------ INPUT MATERIAL

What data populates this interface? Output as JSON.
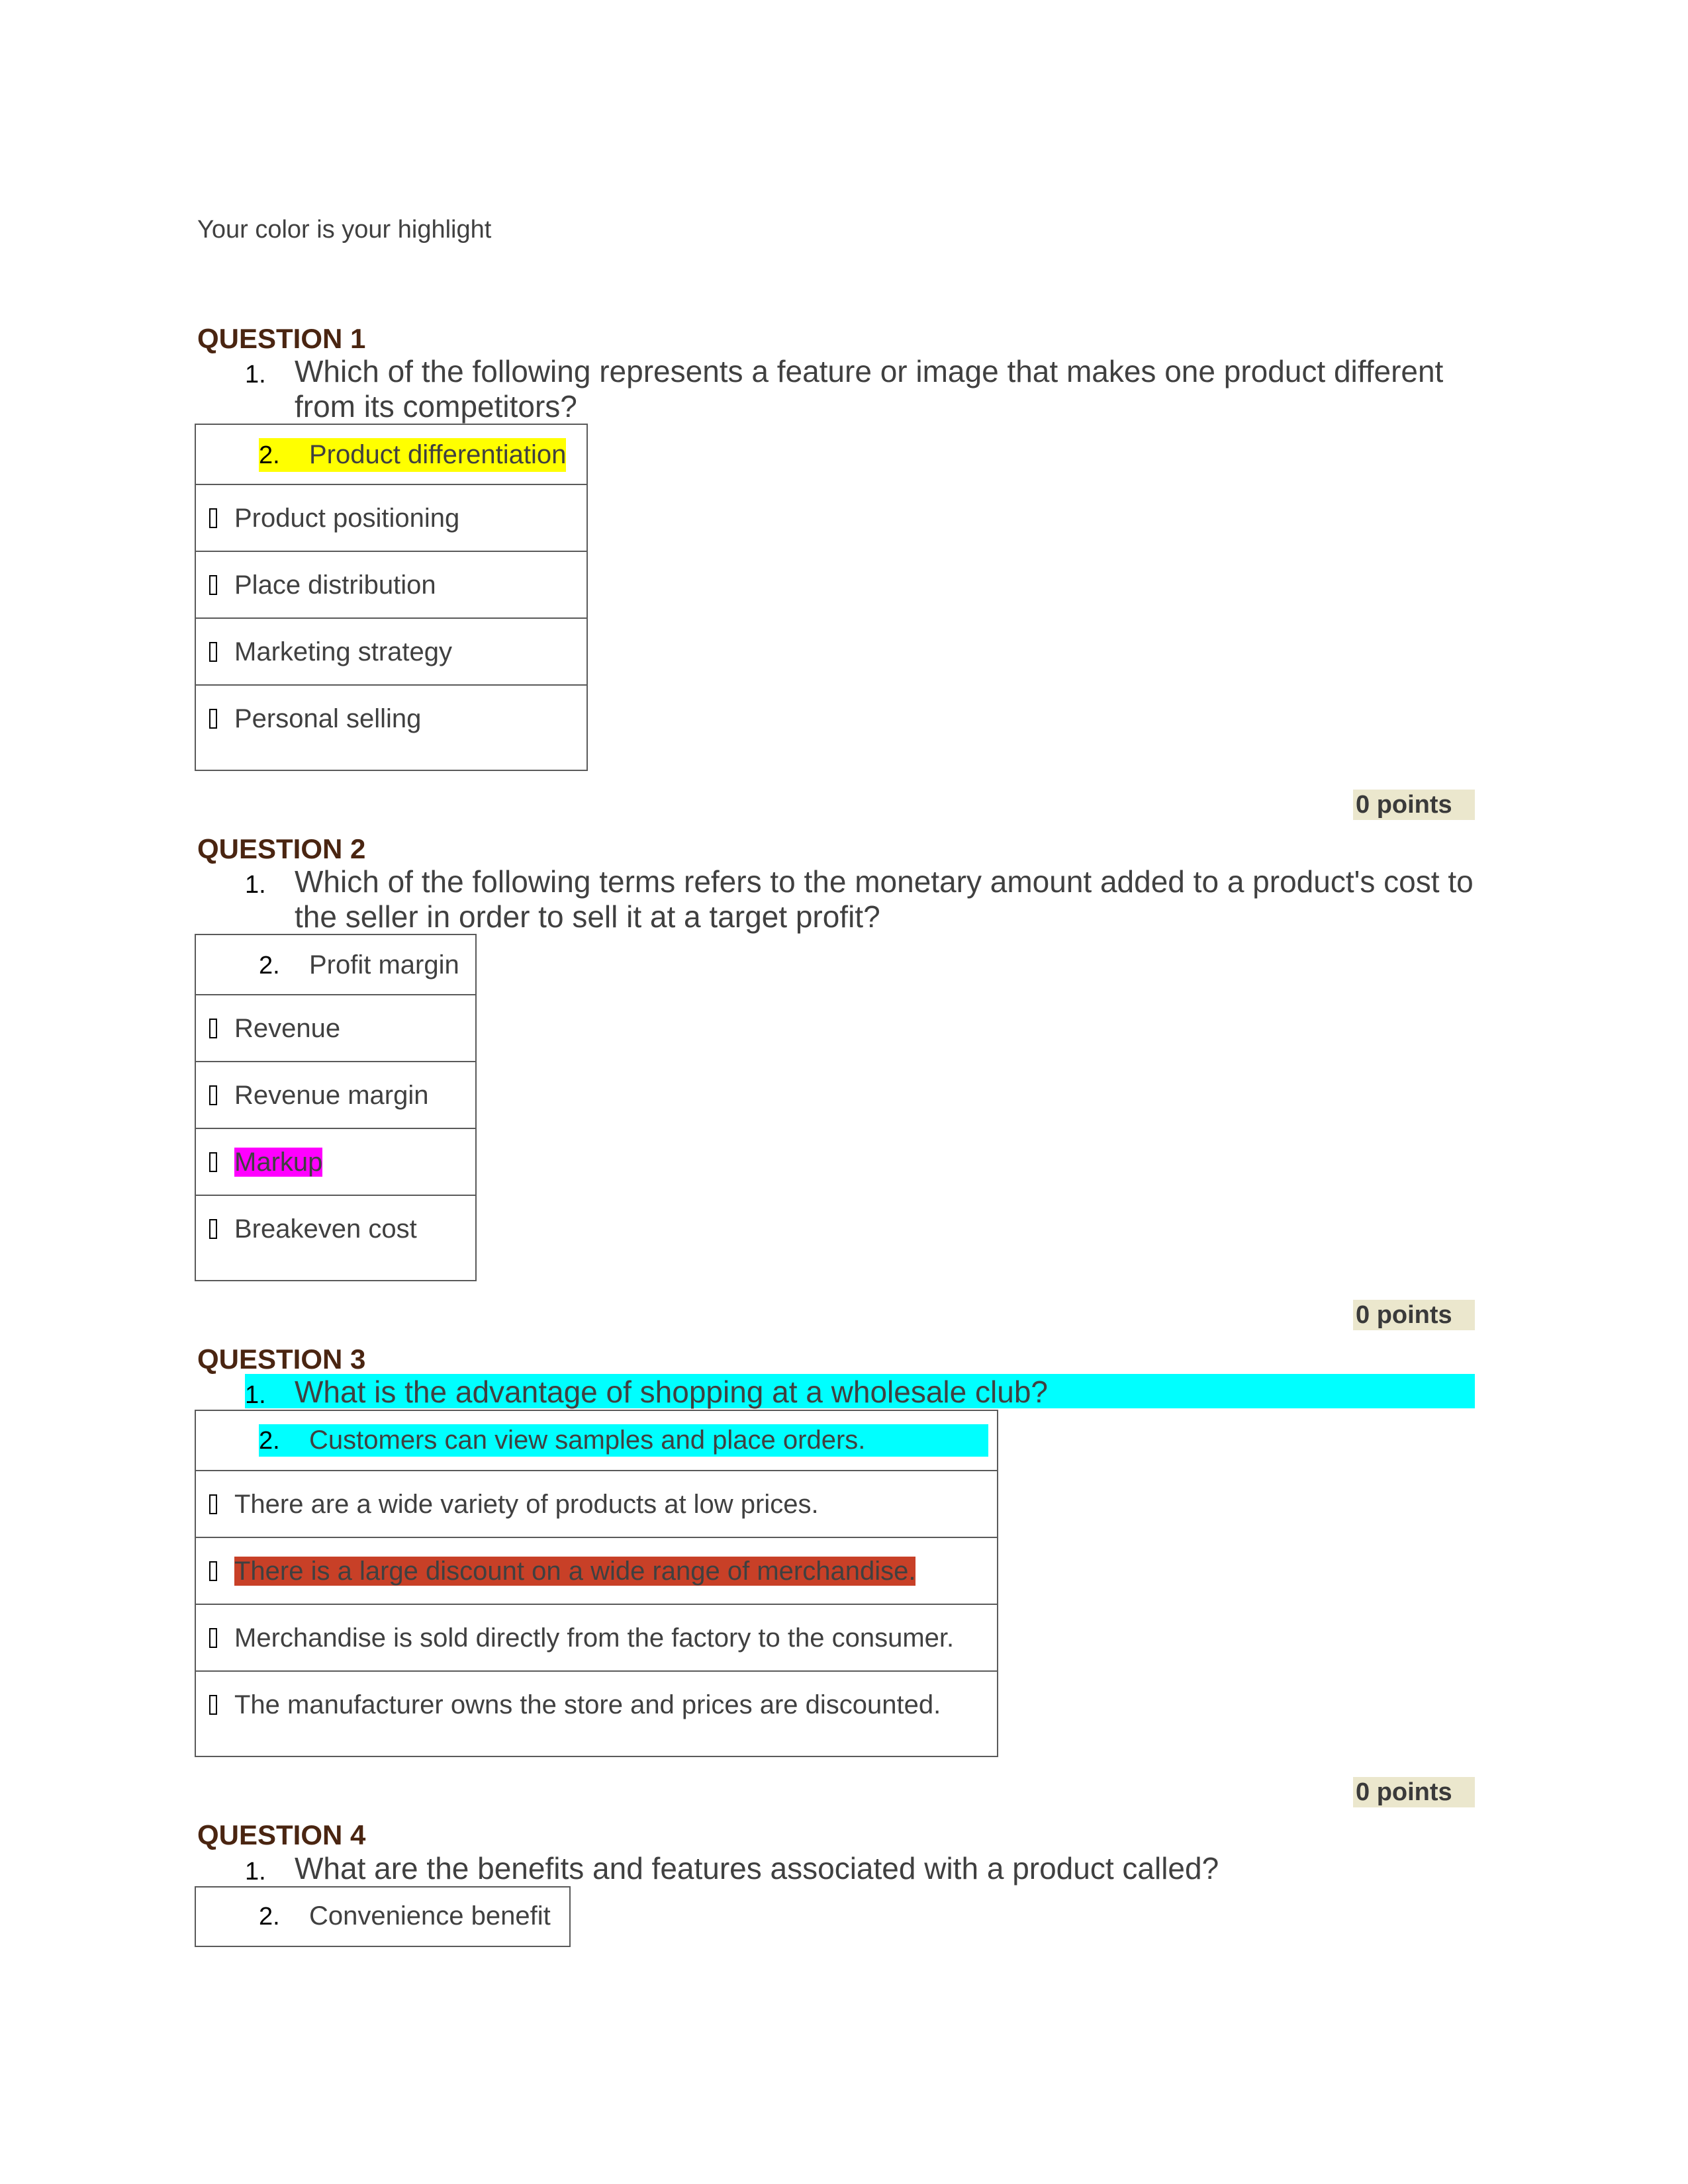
{
  "intro": "Your color is your highlight",
  "colors": {
    "heading": "#4a2511",
    "text": "#404040",
    "points_bg": "#ebe7cd",
    "highlight_yellow": "#ffff00",
    "highlight_magenta": "#ff00ff",
    "highlight_cyan": "#00ffff",
    "highlight_red": "#c84027"
  },
  "questions": [
    {
      "heading": "QUESTION 1",
      "number": "1.",
      "text_lines": [
        "Which of the following represents a feature or image that makes one product different",
        "from its competitors?"
      ],
      "first_option": {
        "number": "2.",
        "label": "Product differentiation",
        "highlight": "yellow"
      },
      "options": [
        {
          "label": "Product positioning"
        },
        {
          "label": "Place distribution"
        },
        {
          "label": "Marketing strategy"
        },
        {
          "label": "Personal selling"
        }
      ],
      "points": "0 points"
    },
    {
      "heading": "QUESTION 2",
      "number": "1.",
      "text_lines": [
        "Which of the following terms refers to the monetary amount added to a product's cost to",
        "the seller in order to sell it at a target profit?"
      ],
      "first_option": {
        "number": "2.",
        "label": "Profit margin"
      },
      "options": [
        {
          "label": "Revenue"
        },
        {
          "label": "Revenue margin"
        },
        {
          "label": "Markup",
          "highlight": "magenta"
        },
        {
          "label": "Breakeven cost"
        }
      ],
      "points": "0 points"
    },
    {
      "heading": "QUESTION 3",
      "number": "1.",
      "text_lines": [
        "What is the advantage of shopping at a wholesale club?"
      ],
      "question_highlight": "cyan",
      "first_option": {
        "number": "2.",
        "label": "Customers can view samples and place orders.",
        "highlight": "cyan"
      },
      "options": [
        {
          "label": "There are a wide variety of products at low prices."
        },
        {
          "label": "There is a large discount on a wide range of merchandise.",
          "highlight": "red"
        },
        {
          "label": "Merchandise is sold directly from the factory to the consumer."
        },
        {
          "label": "The manufacturer owns the store and prices are discounted."
        }
      ],
      "points": "0 points"
    },
    {
      "heading": "QUESTION 4",
      "number": "1.",
      "text_lines": [
        "What are the benefits and features associated with a product called?"
      ],
      "first_option": {
        "number": "2.",
        "label": "Convenience benefit"
      }
    }
  ]
}
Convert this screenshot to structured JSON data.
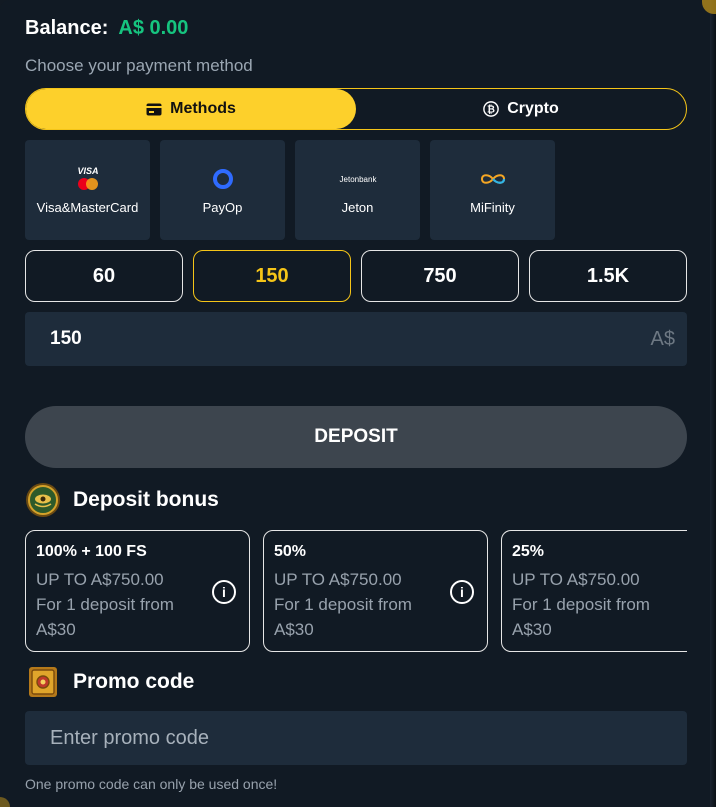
{
  "balance": {
    "label": "Balance:",
    "amount": "A$ 0.00"
  },
  "choose_label": "Choose your payment method",
  "tabs": [
    {
      "label": "Methods",
      "icon": "card-icon",
      "active": true
    },
    {
      "label": "Crypto",
      "icon": "bitcoin-icon",
      "active": false
    }
  ],
  "methods": [
    {
      "name": "Visa&MasterCard",
      "logo_text": "VISA"
    },
    {
      "name": "PayOp"
    },
    {
      "name": "Jeton",
      "logo_text": "Jetonbank"
    },
    {
      "name": "MiFinity"
    }
  ],
  "amount_options": [
    "60",
    "150",
    "750",
    "1.5K"
  ],
  "selected_amount": "150",
  "amount_input": {
    "value": "150",
    "currency": "A$"
  },
  "deposit_label": "DEPOSIT",
  "bonus_section": {
    "title": "Deposit bonus",
    "cards": [
      {
        "title": "100% + 100 FS",
        "line1": "UP TO A$750.00",
        "line2": "For 1 deposit from",
        "line3": "A$30"
      },
      {
        "title": "50%",
        "line1": "UP TO A$750.00",
        "line2": "For 1 deposit from",
        "line3": "A$30"
      },
      {
        "title": "25%",
        "line1": "UP TO A$750.00",
        "line2": "For 1 deposit from",
        "line3": "A$30"
      }
    ]
  },
  "promo": {
    "title": "Promo code",
    "placeholder": "Enter promo code",
    "note": "One promo code can only be used once!"
  },
  "colors": {
    "accent": "#fdd02b",
    "balance": "#16c47f",
    "panel": "#111a24",
    "card": "#1e2c3b",
    "deposit": "#3d454e"
  }
}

------------

• _REQUIRED TASK_
Images in the data above are to be skipped. Retype all other material exactly.

• _THE SOLUTION_
What data populates this interface? Output as JSON.
{
  "intro": "Your color is your highlight",
  "colors": {
    "heading": "#4a2511",
    "text": "#404040",
    "points_bg": "#ebe7cd",
    "highlight_yellow": "#ffff00",
    "highlight_magenta": "#ff00ff",
    "highlight_cyan": "#00ffff",
    "highlight_red": "#c84027"
  },
  "questions": [
    {
      "heading": "QUESTION 1",
      "number": "1.",
      "text_lines": [
        "Which of the following represents a feature or image that makes one product different",
        "from its competitors?"
      ],
      "first_option": {
        "number": "2.",
        "label": "Product differentiation",
        "highlight": "yellow"
      },
      "options": [
        {
          "label": "Product positioning"
        },
        {
          "label": "Place distribution"
        },
        {
          "label": "Marketing strategy"
        },
        {
          "label": "Personal selling"
        }
      ],
      "points": "0 points"
    },
    {
      "heading": "QUESTION 2",
      "number": "1.",
      "text_lines": [
        "Which of the following terms refers to the monetary amount added to a product's cost to",
        "the seller in order to sell it at a target profit?"
      ],
      "first_option": {
        "number": "2.",
        "label": "Profit margin"
      },
      "options": [
        {
          "label": "Revenue"
        },
        {
          "label": "Revenue margin"
        },
        {
          "label": "Markup",
          "highlight": "magenta"
        },
        {
          "label": "Breakeven cost"
        }
      ],
      "points": "0 points"
    },
    {
      "heading": "QUESTION 3",
      "number": "1.",
      "text_lines": [
        "What is the advantage of shopping at a wholesale club?"
      ],
      "question_highlight": "cyan",
      "first_option": {
        "number": "2.",
        "label": "Customers can view samples and place orders.",
        "highlight": "cyan"
      },
      "options": [
        {
          "label": "There are a wide variety of products at low prices."
        },
        {
          "label": "There is a large discount on a wide range of merchandise.",
          "highlight": "red"
        },
        {
          "label": "Merchandise is sold directly from the factory to the consumer."
        },
        {
          "label": "The manufacturer owns the store and prices are discounted."
        }
      ],
      "points": "0 points"
    },
    {
      "heading": "QUESTION 4",
      "number": "1.",
      "text_lines": [
        "What are the benefits and features associated with a product called?"
      ],
      "first_option": {
        "number": "2.",
        "label": "Convenience benefit"
      }
    }
  ]
}
Convert this screenshot to structured JSON data.
{
  "balance": {
    "label": "Balance:",
    "amount": "A$ 0.00"
  },
  "choose_label": "Choose your payment method",
  "tabs": [
    {
      "label": "Methods",
      "icon": "card-icon",
      "active": true
    },
    {
      "label": "Crypto",
      "icon": "bitcoin-icon",
      "active": false
    }
  ],
  "methods": [
    {
      "name": "Visa&MasterCard",
      "logo_text": "VISA"
    },
    {
      "name": "PayOp"
    },
    {
      "name": "Jeton",
      "logo_text": "Jetonbank"
    },
    {
      "name": "MiFinity"
    }
  ],
  "amount_options": [
    "60",
    "150",
    "750",
    "1.5K"
  ],
  "selected_amount": "150",
  "amount_input": {
    "value": "150",
    "currency": "A$"
  },
  "deposit_label": "DEPOSIT",
  "bonus_section": {
    "title": "Deposit bonus",
    "cards": [
      {
        "title": "100% + 100 FS",
        "line1": "UP TO A$750.00",
        "line2": "For 1 deposit from",
        "line3": "A$30"
      },
      {
        "title": "50%",
        "line1": "UP TO A$750.00",
        "line2": "For 1 deposit from",
        "line3": "A$30"
      },
      {
        "title": "25%",
        "line1": "UP TO A$750.00",
        "line2": "For 1 deposit from",
        "line3": "A$30"
      }
    ]
  },
  "promo": {
    "title": "Promo code",
    "placeholder": "Enter promo code",
    "note": "One promo code can only be used once!"
  },
  "colors": {
    "accent": "#fdd02b",
    "balance": "#16c47f",
    "panel": "#111a24",
    "card": "#1e2c3b",
    "deposit": "#3d454e"
  }
}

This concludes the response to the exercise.